- _Data records_
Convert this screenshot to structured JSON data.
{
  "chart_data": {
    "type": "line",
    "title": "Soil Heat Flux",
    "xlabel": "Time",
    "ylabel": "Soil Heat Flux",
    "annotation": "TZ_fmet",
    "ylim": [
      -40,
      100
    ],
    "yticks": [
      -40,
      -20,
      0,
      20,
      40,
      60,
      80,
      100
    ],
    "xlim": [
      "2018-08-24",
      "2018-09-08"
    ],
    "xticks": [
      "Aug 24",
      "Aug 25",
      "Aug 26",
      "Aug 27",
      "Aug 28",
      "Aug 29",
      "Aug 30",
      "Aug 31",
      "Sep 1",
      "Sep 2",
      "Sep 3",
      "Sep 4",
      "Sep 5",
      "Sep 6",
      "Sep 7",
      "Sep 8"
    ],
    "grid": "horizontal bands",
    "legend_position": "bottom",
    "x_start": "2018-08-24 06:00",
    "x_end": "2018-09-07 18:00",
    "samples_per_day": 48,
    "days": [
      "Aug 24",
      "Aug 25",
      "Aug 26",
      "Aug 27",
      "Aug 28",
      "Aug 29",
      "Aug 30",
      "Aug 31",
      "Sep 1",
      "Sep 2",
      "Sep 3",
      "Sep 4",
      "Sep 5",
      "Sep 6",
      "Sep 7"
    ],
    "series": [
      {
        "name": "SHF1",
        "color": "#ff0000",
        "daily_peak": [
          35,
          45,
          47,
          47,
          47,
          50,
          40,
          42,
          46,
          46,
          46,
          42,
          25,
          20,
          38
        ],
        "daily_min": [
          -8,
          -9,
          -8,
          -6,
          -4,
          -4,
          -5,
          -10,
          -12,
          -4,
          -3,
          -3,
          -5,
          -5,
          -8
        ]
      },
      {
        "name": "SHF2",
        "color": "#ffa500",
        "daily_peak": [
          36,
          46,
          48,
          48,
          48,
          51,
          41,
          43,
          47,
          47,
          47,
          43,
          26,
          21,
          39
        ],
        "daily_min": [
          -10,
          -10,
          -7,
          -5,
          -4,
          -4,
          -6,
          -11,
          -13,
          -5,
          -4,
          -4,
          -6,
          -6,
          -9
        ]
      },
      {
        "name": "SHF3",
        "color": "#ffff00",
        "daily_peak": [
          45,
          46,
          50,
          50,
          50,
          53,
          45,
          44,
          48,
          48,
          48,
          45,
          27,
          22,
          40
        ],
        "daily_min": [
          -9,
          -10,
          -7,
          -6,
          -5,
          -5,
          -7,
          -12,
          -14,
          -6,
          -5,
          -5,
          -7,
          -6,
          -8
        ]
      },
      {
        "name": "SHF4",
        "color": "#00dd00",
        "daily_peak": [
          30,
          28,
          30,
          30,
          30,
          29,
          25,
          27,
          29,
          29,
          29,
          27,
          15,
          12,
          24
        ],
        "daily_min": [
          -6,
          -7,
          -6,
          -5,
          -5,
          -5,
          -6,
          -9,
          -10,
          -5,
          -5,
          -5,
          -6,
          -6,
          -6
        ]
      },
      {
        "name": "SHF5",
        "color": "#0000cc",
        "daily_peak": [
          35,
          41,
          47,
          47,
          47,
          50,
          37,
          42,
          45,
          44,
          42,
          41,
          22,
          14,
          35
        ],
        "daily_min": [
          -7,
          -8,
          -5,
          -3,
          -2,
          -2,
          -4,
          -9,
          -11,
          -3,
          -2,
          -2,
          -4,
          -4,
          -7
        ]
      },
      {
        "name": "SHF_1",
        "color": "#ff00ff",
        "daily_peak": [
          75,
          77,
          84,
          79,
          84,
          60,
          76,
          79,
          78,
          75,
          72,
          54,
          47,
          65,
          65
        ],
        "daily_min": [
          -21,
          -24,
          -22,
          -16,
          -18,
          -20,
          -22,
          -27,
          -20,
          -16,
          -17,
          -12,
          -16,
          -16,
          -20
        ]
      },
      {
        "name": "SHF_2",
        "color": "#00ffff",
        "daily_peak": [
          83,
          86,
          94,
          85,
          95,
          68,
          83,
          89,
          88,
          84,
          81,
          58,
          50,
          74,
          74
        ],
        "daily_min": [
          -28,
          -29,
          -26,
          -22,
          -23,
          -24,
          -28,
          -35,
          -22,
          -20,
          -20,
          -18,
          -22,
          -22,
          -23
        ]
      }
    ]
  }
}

- _Task goal_
Repeat the material above in full, quoting it exactly.

- _Answer to the task_
Convert this screenshot to structured JSON data.
{
  "chart_data": {
    "type": "line",
    "title": "Soil Heat Flux",
    "xlabel": "Time",
    "ylabel": "Soil Heat Flux",
    "annotation": "TZ_fmet",
    "ylim": [
      -40,
      100
    ],
    "yticks": [
      -40,
      -20,
      0,
      20,
      40,
      60,
      80,
      100
    ],
    "xlim": [
      "2018-08-24",
      "2018-09-08"
    ],
    "xticks": [
      "Aug 24",
      "Aug 25",
      "Aug 26",
      "Aug 27",
      "Aug 28",
      "Aug 29",
      "Aug 30",
      "Aug 31",
      "Sep 1",
      "Sep 2",
      "Sep 3",
      "Sep 4",
      "Sep 5",
      "Sep 6",
      "Sep 7",
      "Sep 8"
    ],
    "grid": "horizontal bands",
    "legend_position": "bottom",
    "x_start": "2018-08-24 06:00",
    "x_end": "2018-09-07 18:00",
    "samples_per_day": 48,
    "days": [
      "Aug 24",
      "Aug 25",
      "Aug 26",
      "Aug 27",
      "Aug 28",
      "Aug 29",
      "Aug 30",
      "Aug 31",
      "Sep 1",
      "Sep 2",
      "Sep 3",
      "Sep 4",
      "Sep 5",
      "Sep 6",
      "Sep 7"
    ],
    "series": [
      {
        "name": "SHF1",
        "color": "#ff0000",
        "daily_peak": [
          35,
          45,
          47,
          47,
          47,
          50,
          40,
          42,
          46,
          46,
          46,
          42,
          25,
          20,
          38
        ],
        "daily_min": [
          -8,
          -9,
          -8,
          -6,
          -4,
          -4,
          -5,
          -10,
          -12,
          -4,
          -3,
          -3,
          -5,
          -5,
          -8
        ]
      },
      {
        "name": "SHF2",
        "color": "#ffa500",
        "daily_peak": [
          36,
          46,
          48,
          48,
          48,
          51,
          41,
          43,
          47,
          47,
          47,
          43,
          26,
          21,
          39
        ],
        "daily_min": [
          -10,
          -10,
          -7,
          -5,
          -4,
          -4,
          -6,
          -11,
          -13,
          -5,
          -4,
          -4,
          -6,
          -6,
          -9
        ]
      },
      {
        "name": "SHF3",
        "color": "#ffff00",
        "daily_peak": [
          45,
          46,
          50,
          50,
          50,
          53,
          45,
          44,
          48,
          48,
          48,
          45,
          27,
          22,
          40
        ],
        "daily_min": [
          -9,
          -10,
          -7,
          -6,
          -5,
          -5,
          -7,
          -12,
          -14,
          -6,
          -5,
          -5,
          -7,
          -6,
          -8
        ]
      },
      {
        "name": "SHF4",
        "color": "#00dd00",
        "daily_peak": [
          30,
          28,
          30,
          30,
          30,
          29,
          25,
          27,
          29,
          29,
          29,
          27,
          15,
          12,
          24
        ],
        "daily_min": [
          -6,
          -7,
          -6,
          -5,
          -5,
          -5,
          -6,
          -9,
          -10,
          -5,
          -5,
          -5,
          -6,
          -6,
          -6
        ]
      },
      {
        "name": "SHF5",
        "color": "#0000cc",
        "daily_peak": [
          35,
          41,
          47,
          47,
          47,
          50,
          37,
          42,
          45,
          44,
          42,
          41,
          22,
          14,
          35
        ],
        "daily_min": [
          -7,
          -8,
          -5,
          -3,
          -2,
          -2,
          -4,
          -9,
          -11,
          -3,
          -2,
          -2,
          -4,
          -4,
          -7
        ]
      },
      {
        "name": "SHF_1",
        "color": "#ff00ff",
        "daily_peak": [
          75,
          77,
          84,
          79,
          84,
          60,
          76,
          79,
          78,
          75,
          72,
          54,
          47,
          65,
          65
        ],
        "daily_min": [
          -21,
          -24,
          -22,
          -16,
          -18,
          -20,
          -22,
          -27,
          -20,
          -16,
          -17,
          -12,
          -16,
          -16,
          -20
        ]
      },
      {
        "name": "SHF_2",
        "color": "#00ffff",
        "daily_peak": [
          83,
          86,
          94,
          85,
          95,
          68,
          83,
          89,
          88,
          84,
          81,
          58,
          50,
          74,
          74
        ],
        "daily_min": [
          -28,
          -29,
          -26,
          -22,
          -23,
          -24,
          -28,
          -35,
          -22,
          -20,
          -20,
          -18,
          -22,
          -22,
          -23
        ]
      }
    ]
  }
}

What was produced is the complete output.